(Stored data)
========

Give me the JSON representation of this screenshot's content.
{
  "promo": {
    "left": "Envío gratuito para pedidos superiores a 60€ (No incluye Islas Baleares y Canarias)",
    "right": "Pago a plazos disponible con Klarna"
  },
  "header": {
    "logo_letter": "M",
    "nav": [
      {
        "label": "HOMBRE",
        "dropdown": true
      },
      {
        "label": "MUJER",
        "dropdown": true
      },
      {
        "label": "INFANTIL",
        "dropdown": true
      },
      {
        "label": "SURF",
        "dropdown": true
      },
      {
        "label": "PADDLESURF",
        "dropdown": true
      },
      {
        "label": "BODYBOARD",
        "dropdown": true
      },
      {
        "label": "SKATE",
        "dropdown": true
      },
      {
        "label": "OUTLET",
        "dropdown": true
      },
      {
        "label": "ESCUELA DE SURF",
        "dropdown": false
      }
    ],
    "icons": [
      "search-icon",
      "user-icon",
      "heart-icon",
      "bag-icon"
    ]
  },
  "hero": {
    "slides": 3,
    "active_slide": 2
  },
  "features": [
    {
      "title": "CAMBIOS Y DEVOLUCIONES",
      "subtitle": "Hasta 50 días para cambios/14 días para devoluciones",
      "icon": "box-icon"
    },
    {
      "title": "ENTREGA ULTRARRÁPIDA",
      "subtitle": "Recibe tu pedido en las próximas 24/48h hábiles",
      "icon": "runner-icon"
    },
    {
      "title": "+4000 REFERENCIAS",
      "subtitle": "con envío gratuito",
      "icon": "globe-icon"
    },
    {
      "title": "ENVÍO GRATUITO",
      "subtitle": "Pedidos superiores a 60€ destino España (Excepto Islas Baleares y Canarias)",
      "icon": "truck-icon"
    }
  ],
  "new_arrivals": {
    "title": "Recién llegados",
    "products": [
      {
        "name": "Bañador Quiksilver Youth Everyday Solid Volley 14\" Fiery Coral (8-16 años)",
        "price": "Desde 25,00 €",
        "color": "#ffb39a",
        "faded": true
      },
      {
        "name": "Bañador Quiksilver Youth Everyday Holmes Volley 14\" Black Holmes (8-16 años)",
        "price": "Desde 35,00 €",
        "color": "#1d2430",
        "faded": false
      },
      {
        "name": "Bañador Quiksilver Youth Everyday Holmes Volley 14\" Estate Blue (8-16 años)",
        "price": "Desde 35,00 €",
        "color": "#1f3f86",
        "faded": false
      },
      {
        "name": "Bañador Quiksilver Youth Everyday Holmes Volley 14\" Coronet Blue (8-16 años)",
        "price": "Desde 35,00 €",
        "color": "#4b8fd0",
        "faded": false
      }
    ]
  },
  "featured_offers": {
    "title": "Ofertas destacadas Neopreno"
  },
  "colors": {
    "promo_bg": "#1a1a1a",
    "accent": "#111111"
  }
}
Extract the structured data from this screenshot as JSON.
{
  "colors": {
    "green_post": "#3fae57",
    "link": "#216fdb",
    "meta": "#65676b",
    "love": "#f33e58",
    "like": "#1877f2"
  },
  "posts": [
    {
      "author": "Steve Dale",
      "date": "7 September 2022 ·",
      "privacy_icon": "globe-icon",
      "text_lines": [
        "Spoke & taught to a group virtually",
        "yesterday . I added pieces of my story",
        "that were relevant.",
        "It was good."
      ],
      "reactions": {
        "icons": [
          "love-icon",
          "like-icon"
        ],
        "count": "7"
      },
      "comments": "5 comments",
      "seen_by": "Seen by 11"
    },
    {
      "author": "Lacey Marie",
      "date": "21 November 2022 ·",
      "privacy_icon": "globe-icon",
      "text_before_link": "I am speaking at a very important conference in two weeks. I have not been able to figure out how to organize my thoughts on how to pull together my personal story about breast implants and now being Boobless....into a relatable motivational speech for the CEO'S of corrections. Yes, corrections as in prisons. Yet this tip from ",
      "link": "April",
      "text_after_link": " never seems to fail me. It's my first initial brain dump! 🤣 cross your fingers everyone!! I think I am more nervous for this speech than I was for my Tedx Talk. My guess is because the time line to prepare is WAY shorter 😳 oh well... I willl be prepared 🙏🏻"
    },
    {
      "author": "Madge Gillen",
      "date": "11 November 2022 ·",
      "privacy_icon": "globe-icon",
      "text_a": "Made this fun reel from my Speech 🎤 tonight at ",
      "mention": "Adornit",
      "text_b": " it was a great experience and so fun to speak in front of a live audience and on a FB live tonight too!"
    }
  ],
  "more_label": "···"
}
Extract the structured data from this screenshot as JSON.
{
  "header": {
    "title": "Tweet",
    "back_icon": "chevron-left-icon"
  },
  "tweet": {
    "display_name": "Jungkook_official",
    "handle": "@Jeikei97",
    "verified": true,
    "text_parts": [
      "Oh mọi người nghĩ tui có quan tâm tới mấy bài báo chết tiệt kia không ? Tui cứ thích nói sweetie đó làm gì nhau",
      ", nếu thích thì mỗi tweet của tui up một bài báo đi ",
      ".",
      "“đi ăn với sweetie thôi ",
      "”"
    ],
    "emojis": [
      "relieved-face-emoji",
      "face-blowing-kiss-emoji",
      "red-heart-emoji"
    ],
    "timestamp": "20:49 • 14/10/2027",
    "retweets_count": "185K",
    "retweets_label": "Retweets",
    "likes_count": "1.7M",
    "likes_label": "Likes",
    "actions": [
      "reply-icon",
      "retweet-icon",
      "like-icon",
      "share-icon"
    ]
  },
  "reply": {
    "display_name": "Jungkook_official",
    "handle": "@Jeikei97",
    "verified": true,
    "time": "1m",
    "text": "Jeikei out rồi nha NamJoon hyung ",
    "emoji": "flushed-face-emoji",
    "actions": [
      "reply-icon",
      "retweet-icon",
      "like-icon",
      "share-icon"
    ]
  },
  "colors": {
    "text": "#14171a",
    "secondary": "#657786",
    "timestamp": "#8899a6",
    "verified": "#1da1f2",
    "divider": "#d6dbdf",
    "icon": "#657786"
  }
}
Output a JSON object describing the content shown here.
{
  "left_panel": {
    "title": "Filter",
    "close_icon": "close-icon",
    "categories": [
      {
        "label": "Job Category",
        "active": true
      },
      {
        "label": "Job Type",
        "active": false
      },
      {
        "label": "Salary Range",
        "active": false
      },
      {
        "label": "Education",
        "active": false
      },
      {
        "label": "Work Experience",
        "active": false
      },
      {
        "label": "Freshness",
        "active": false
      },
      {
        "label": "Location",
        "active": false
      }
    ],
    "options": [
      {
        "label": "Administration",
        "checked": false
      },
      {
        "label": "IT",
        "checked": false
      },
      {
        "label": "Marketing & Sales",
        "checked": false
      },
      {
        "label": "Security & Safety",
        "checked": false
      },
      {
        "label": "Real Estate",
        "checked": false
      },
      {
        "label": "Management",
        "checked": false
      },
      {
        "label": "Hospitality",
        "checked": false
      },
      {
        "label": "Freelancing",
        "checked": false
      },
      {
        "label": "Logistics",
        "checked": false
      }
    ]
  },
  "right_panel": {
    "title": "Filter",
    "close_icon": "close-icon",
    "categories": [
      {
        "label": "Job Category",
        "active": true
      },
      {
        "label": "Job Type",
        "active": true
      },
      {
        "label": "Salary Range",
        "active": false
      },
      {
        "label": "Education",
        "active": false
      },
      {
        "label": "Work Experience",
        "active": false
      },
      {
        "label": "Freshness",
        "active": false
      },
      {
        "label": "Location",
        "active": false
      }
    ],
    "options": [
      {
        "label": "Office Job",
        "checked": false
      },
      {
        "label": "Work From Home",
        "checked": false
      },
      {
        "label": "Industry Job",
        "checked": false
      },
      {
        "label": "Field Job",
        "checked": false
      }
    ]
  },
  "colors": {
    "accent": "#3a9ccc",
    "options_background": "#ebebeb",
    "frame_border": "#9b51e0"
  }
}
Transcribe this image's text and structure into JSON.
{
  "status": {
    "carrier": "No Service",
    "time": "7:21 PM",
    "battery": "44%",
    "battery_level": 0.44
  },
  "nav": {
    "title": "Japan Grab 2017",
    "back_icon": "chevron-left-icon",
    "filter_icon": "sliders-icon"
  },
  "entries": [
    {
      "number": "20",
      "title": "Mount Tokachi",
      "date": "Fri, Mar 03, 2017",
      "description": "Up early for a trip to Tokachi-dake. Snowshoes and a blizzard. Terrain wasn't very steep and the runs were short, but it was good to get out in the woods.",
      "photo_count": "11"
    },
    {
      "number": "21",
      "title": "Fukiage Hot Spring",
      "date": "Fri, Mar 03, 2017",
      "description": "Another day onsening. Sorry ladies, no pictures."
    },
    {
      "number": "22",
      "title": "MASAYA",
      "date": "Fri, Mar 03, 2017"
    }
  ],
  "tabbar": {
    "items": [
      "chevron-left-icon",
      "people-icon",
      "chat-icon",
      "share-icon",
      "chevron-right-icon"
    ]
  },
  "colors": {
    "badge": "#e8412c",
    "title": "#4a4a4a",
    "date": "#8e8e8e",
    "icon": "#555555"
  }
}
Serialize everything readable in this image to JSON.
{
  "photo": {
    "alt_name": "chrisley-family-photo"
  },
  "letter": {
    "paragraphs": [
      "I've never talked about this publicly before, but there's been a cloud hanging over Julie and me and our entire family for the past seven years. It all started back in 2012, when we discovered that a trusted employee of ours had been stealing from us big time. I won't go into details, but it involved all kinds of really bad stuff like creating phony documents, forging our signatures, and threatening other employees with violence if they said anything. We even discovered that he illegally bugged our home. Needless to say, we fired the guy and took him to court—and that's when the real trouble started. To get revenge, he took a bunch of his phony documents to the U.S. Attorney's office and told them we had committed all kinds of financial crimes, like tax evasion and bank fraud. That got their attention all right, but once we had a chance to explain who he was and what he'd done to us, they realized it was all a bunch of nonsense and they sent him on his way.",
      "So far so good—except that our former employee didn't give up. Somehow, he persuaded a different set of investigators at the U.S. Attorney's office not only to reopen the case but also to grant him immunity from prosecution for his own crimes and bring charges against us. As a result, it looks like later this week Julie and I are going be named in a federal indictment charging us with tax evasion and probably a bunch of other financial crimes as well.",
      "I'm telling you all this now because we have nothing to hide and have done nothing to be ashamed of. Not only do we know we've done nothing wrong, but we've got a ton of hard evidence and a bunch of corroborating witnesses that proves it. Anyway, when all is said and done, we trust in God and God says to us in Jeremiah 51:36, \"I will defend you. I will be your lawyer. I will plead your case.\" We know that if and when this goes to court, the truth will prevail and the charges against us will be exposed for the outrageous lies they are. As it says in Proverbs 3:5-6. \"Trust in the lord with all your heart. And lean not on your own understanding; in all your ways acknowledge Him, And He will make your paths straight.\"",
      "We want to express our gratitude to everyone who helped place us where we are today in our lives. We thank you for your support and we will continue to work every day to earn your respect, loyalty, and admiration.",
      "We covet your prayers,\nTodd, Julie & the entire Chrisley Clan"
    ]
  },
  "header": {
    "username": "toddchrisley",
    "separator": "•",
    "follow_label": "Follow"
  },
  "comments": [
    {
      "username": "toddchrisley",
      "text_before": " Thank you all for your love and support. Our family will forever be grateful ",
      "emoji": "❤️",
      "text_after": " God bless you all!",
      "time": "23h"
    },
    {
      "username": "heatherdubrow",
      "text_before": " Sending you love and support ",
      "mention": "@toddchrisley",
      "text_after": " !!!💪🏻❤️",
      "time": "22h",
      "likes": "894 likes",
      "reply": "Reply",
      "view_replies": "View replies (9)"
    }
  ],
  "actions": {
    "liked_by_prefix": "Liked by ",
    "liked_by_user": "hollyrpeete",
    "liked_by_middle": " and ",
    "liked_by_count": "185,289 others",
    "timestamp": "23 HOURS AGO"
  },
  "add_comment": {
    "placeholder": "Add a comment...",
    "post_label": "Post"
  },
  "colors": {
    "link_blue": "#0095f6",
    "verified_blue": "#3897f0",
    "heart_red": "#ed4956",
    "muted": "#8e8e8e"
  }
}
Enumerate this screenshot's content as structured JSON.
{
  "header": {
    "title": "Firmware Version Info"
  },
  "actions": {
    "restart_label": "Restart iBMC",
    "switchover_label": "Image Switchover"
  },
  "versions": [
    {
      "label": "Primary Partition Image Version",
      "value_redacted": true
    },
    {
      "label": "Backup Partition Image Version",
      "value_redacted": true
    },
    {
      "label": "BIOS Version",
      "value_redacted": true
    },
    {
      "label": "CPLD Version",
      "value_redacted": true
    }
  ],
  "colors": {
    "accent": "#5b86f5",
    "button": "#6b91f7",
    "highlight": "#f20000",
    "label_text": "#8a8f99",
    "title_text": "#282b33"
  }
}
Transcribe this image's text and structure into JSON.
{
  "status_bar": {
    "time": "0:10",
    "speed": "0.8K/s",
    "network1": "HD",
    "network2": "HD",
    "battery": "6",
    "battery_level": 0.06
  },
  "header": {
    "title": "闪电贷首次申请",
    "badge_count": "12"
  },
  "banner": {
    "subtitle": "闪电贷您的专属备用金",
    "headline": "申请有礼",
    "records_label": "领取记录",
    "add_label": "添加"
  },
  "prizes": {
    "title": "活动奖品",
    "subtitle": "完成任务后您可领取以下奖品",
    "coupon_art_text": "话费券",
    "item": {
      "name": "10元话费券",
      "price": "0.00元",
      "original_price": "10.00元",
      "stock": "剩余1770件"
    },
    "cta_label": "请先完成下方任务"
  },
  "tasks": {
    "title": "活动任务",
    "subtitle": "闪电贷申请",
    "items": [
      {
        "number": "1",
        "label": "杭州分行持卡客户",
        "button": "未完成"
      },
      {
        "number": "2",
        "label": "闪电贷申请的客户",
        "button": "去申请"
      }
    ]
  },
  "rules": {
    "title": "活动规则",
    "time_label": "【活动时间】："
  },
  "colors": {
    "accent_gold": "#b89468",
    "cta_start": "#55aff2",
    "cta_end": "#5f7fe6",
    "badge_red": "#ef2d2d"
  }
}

========

## Exercise prompt
Look through the data above. Find each line with the string "entire" and copy it.

## Correct answer
      "I've never talked about this publicly before, but there's been a cloud hanging over Julie and me and our entire family for the past seven years. It all started back in 2012, when we discovered that a trusted employee of ours had been stealing from us big time. I won't go into details, but it involved all kinds of really bad stuff like creating phony documents, forging our signatures, and threatening other employees with violence if they said anything. We even discovered that he illegally bugged our home. Needless to say, we fired the guy and took him to court—and that's when the real trouble started. To get revenge, he took a bunch of his phony documents to the U.S. Attorney's office and told them we had committed all kinds of financial crimes, like tax evasion and bank fraud. That got their attention all right, but once we had a chance to explain who he was and what he'd done to us, they realized it was all a bunch of nonsense and they sent him on his way.",
      "We covet your prayers,\nTodd, Julie & the entire Chrisley Clan"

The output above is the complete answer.